Begin at the line with "Give me the" and output every line through the end of the records, exactly as given. Omit pictures.

### DATA LISTING

───

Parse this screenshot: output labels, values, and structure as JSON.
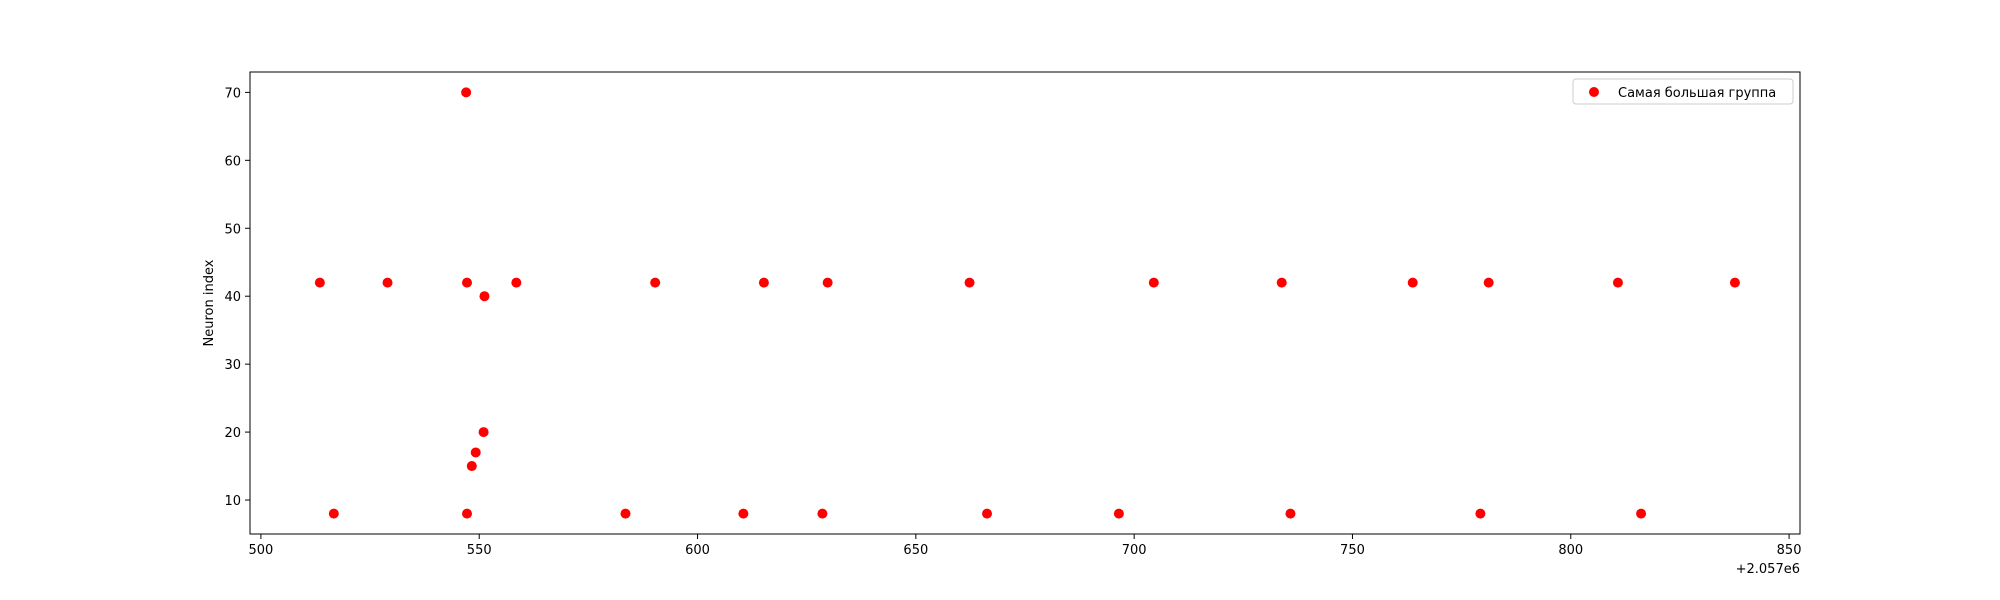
{
  "chart_data": {
    "type": "scatter",
    "title": "",
    "xlabel": "",
    "ylabel": "Neuron index",
    "x_offset_label": "+2.057e6",
    "xlim": [
      497.5,
      852.5
    ],
    "ylim": [
      5,
      73
    ],
    "x_ticks": [
      500,
      550,
      600,
      650,
      700,
      750,
      800,
      850
    ],
    "y_ticks": [
      10,
      20,
      30,
      40,
      50,
      60,
      70
    ],
    "grid": false,
    "legend_position": "top-right",
    "series": [
      {
        "name": "Самая большая группа",
        "color": "#ff0000",
        "points": [
          {
            "x": 513.5,
            "y": 42
          },
          {
            "x": 529,
            "y": 42
          },
          {
            "x": 547.2,
            "y": 42
          },
          {
            "x": 558.5,
            "y": 42
          },
          {
            "x": 590.3,
            "y": 42
          },
          {
            "x": 615.2,
            "y": 42
          },
          {
            "x": 629.8,
            "y": 42
          },
          {
            "x": 662.3,
            "y": 42
          },
          {
            "x": 704.5,
            "y": 42
          },
          {
            "x": 733.8,
            "y": 42
          },
          {
            "x": 763.8,
            "y": 42
          },
          {
            "x": 781.2,
            "y": 42
          },
          {
            "x": 810.8,
            "y": 42
          },
          {
            "x": 837.6,
            "y": 42
          },
          {
            "x": 516.7,
            "y": 8
          },
          {
            "x": 547.2,
            "y": 8
          },
          {
            "x": 583.5,
            "y": 8
          },
          {
            "x": 610.5,
            "y": 8
          },
          {
            "x": 628.6,
            "y": 8
          },
          {
            "x": 666.3,
            "y": 8
          },
          {
            "x": 696.5,
            "y": 8
          },
          {
            "x": 735.8,
            "y": 8
          },
          {
            "x": 779.3,
            "y": 8
          },
          {
            "x": 816.1,
            "y": 8
          },
          {
            "x": 547,
            "y": 70
          },
          {
            "x": 551.2,
            "y": 40
          },
          {
            "x": 551,
            "y": 20
          },
          {
            "x": 549.2,
            "y": 17
          },
          {
            "x": 548.3,
            "y": 15
          }
        ]
      }
    ]
  }
}
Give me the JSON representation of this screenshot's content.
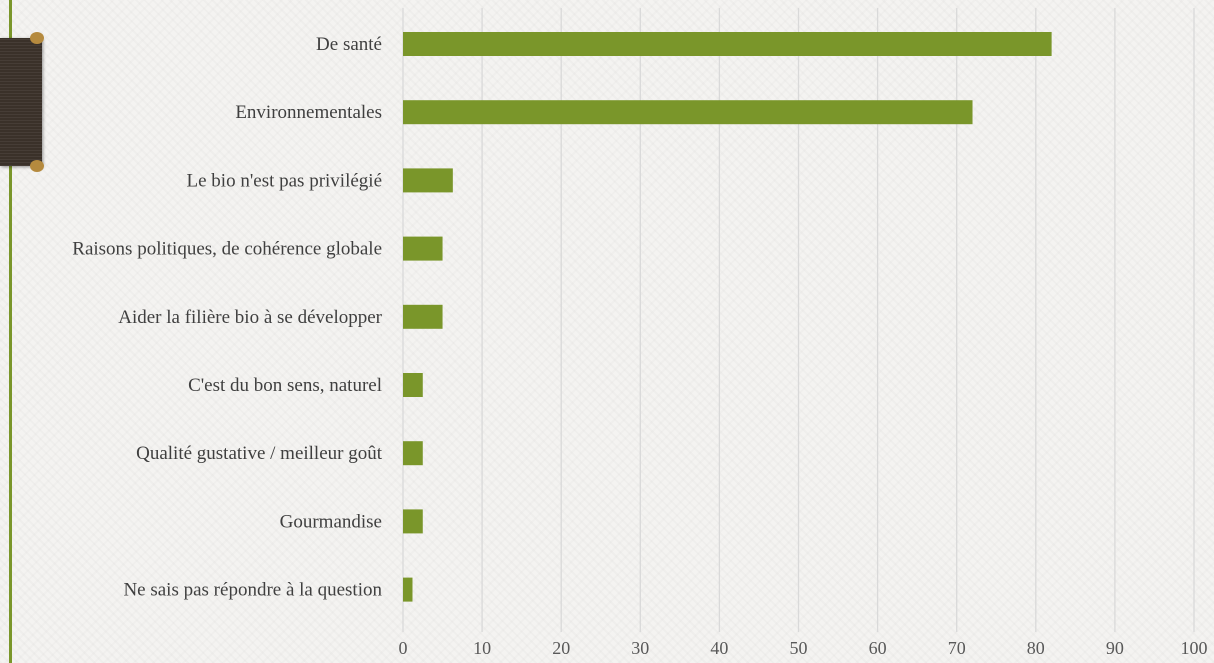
{
  "colors": {
    "bar": "#7a962a",
    "grid": "#d9d9d9",
    "slide_edge": "#7a962a",
    "ribbon": "#3a3129"
  },
  "decor": {
    "ribbon_icon": "bookmark-ribbon-icon"
  },
  "chart_data": {
    "type": "bar",
    "orientation": "horizontal",
    "title": "",
    "xlabel": "",
    "ylabel": "",
    "categories": [
      "De santé",
      "Environnementales",
      "Le bio n'est pas privilégié",
      "Raisons politiques, de cohérence globale",
      "Aider la filière bio à se développer",
      "C'est du bon sens, naturel",
      "Qualité gustative / meilleur goût",
      "Gourmandise",
      "Ne sais pas répondre à la question"
    ],
    "values": [
      82,
      72,
      6.3,
      5,
      5,
      2.5,
      2.5,
      2.5,
      1.2
    ],
    "xlim": [
      0,
      100
    ],
    "xticks": [
      "0",
      "10",
      "20",
      "30",
      "40",
      "50",
      "60",
      "70",
      "80",
      "90",
      "100"
    ],
    "grid": "vertical",
    "legend": "none"
  }
}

───

### RIGHT ANSWER
Give me the JSON representation of this screenshot's content.
{
  "colors": {
    "bar": "#7a962a",
    "grid": "#d9d9d9",
    "slide_edge": "#7a962a",
    "ribbon": "#3a3129"
  },
  "decor": {
    "ribbon_icon": "bookmark-ribbon-icon"
  },
  "chart_data": {
    "type": "bar",
    "orientation": "horizontal",
    "title": "",
    "xlabel": "",
    "ylabel": "",
    "categories": [
      "De santé",
      "Environnementales",
      "Le bio n'est pas privilégié",
      "Raisons politiques, de cohérence globale",
      "Aider la filière bio à se développer",
      "C'est du bon sens, naturel",
      "Qualité gustative / meilleur goût",
      "Gourmandise",
      "Ne sais pas répondre à la question"
    ],
    "values": [
      82,
      72,
      6.3,
      5,
      5,
      2.5,
      2.5,
      2.5,
      1.2
    ],
    "xlim": [
      0,
      100
    ],
    "xticks": [
      "0",
      "10",
      "20",
      "30",
      "40",
      "50",
      "60",
      "70",
      "80",
      "90",
      "100"
    ],
    "grid": "vertical",
    "legend": "none"
  }
}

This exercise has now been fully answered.